**Task statement:** Could you write out every record below exactly, leaving out any pictures?

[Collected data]
_ _ _ _ _
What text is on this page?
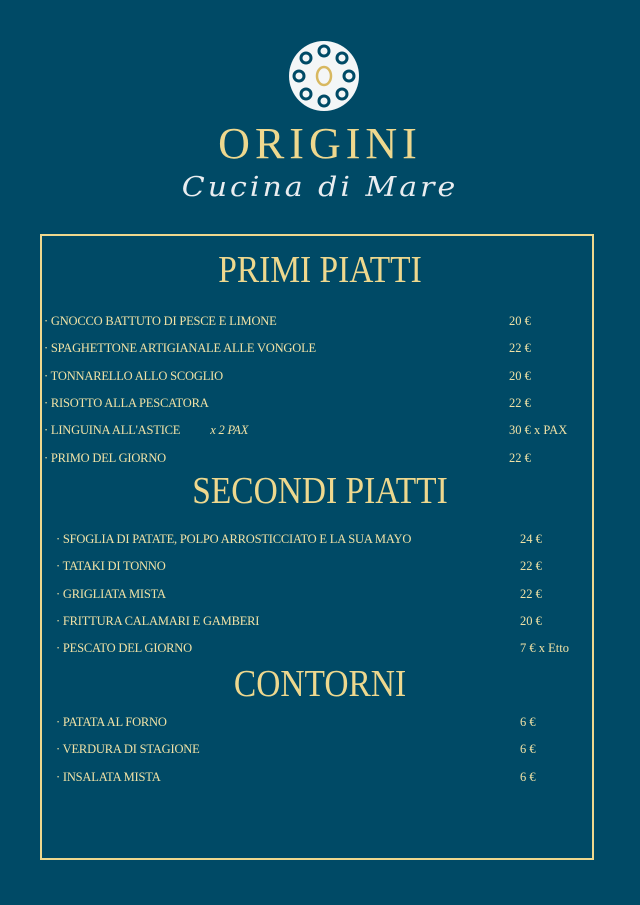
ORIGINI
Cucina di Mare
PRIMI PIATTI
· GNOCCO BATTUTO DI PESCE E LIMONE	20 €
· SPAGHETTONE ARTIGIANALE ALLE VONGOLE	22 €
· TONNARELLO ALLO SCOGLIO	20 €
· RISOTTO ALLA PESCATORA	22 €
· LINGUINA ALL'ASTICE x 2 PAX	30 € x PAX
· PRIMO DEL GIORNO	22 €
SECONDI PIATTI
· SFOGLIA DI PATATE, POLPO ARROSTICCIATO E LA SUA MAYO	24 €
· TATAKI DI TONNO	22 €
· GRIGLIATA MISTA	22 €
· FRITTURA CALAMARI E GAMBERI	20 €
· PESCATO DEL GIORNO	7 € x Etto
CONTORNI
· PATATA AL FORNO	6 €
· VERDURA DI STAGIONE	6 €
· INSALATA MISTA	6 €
_ _ _ _ _
**Result of the task:**
What text is on this page?
ORIGINI
Cucina di Mare
PRIMI PIATTI
· GNOCCO BATTUTO DI PESCE E LIMONE	20 €
· SPAGHETTONE ARTIGIANALE ALLE VONGOLE	22 €
· TONNARELLO ALLO SCOGLIO	20 €
· RISOTTO ALLA PESCATORA	22 €
· LINGUINA ALL'ASTICE x 2 PAX	30 € x PAX
· PRIMO DEL GIORNO	22 €
SECONDI PIATTI
· SFOGLIA DI PATATE, POLPO ARROSTICCIATO E LA SUA MAYO	24 €
· TATAKI DI TONNO	22 €
· GRIGLIATA MISTA	22 €
· FRITTURA CALAMARI E GAMBERI	20 €
· PESCATO DEL GIORNO	7 € x Etto
CONTORNI
· PATATA AL FORNO	6 €
· VERDURA DI STAGIONE	6 €
· INSALATA MISTA	6 €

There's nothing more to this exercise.